## Begin MATERIAL SUPPLIED

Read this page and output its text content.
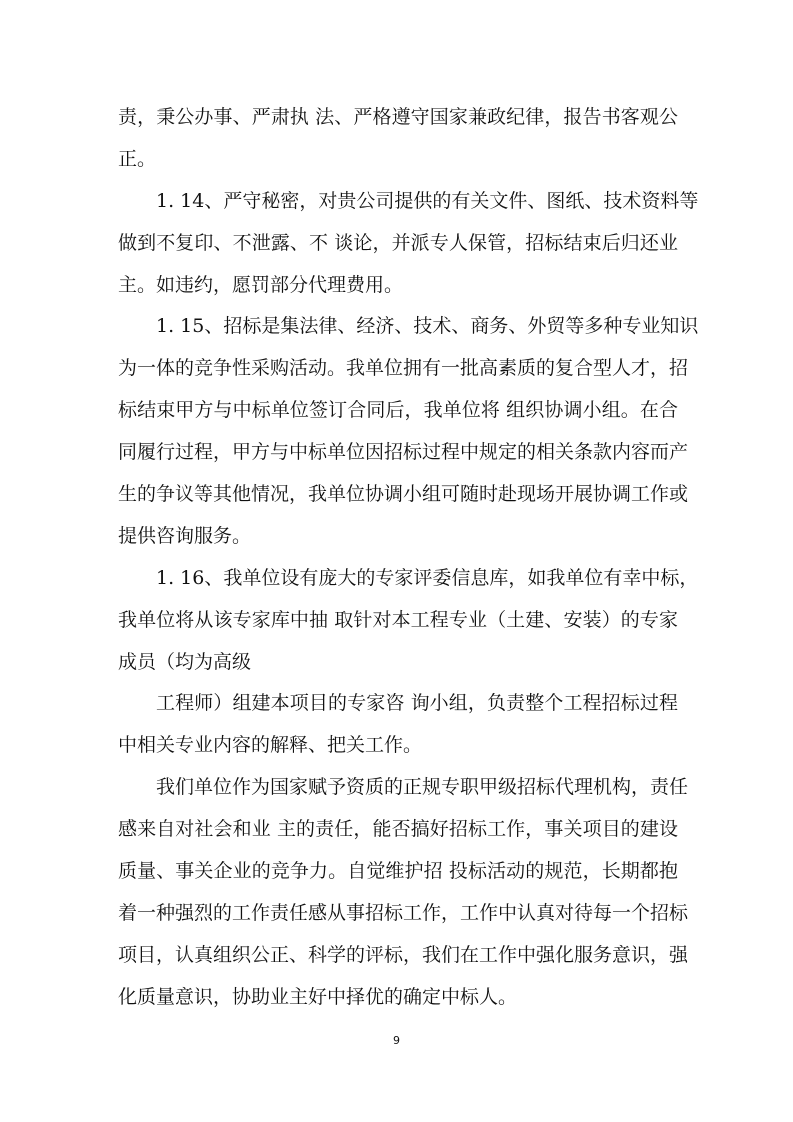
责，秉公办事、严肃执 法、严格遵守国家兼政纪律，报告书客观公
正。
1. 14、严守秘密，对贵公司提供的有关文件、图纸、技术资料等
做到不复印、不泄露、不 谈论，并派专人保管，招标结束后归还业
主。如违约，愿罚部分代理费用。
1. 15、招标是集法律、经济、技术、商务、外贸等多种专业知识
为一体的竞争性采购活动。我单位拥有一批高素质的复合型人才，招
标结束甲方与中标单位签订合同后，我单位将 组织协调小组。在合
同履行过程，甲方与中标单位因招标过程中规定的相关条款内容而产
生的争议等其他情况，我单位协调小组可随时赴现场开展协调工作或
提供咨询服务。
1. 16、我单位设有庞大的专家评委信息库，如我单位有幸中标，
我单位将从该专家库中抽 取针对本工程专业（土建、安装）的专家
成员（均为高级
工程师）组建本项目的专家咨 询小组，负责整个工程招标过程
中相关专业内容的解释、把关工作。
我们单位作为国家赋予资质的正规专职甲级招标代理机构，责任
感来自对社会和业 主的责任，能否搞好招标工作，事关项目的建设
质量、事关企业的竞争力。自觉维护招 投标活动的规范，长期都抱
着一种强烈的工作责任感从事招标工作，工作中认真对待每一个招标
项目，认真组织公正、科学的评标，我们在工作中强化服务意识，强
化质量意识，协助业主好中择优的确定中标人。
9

## End MATERIAL SUPPLIED

**TO BE DONE**
Pictures stay out; repeat all the rest of the records exactly.

**ANSWER BELOW**
Read this page and output its text content.
责，秉公办事、严肃执 法、严格遵守国家兼政纪律，报告书客观公
正。
1. 14、严守秘密，对贵公司提供的有关文件、图纸、技术资料等
做到不复印、不泄露、不 谈论，并派专人保管，招标结束后归还业
主。如违约，愿罚部分代理费用。
1. 15、招标是集法律、经济、技术、商务、外贸等多种专业知识
为一体的竞争性采购活动。我单位拥有一批高素质的复合型人才，招
标结束甲方与中标单位签订合同后，我单位将 组织协调小组。在合
同履行过程，甲方与中标单位因招标过程中规定的相关条款内容而产
生的争议等其他情况，我单位协调小组可随时赴现场开展协调工作或
提供咨询服务。
1. 16、我单位设有庞大的专家评委信息库，如我单位有幸中标，
我单位将从该专家库中抽 取针对本工程专业（土建、安装）的专家
成员（均为高级
工程师）组建本项目的专家咨 询小组，负责整个工程招标过程
中相关专业内容的解释、把关工作。
我们单位作为国家赋予资质的正规专职甲级招标代理机构，责任
感来自对社会和业 主的责任，能否搞好招标工作，事关项目的建设
质量、事关企业的竞争力。自觉维护招 投标活动的规范，长期都抱
着一种强烈的工作责任感从事招标工作，工作中认真对待每一个招标
项目，认真组织公正、科学的评标，我们在工作中强化服务意识，强
化质量意识，协助业主好中择优的确定中标人。
9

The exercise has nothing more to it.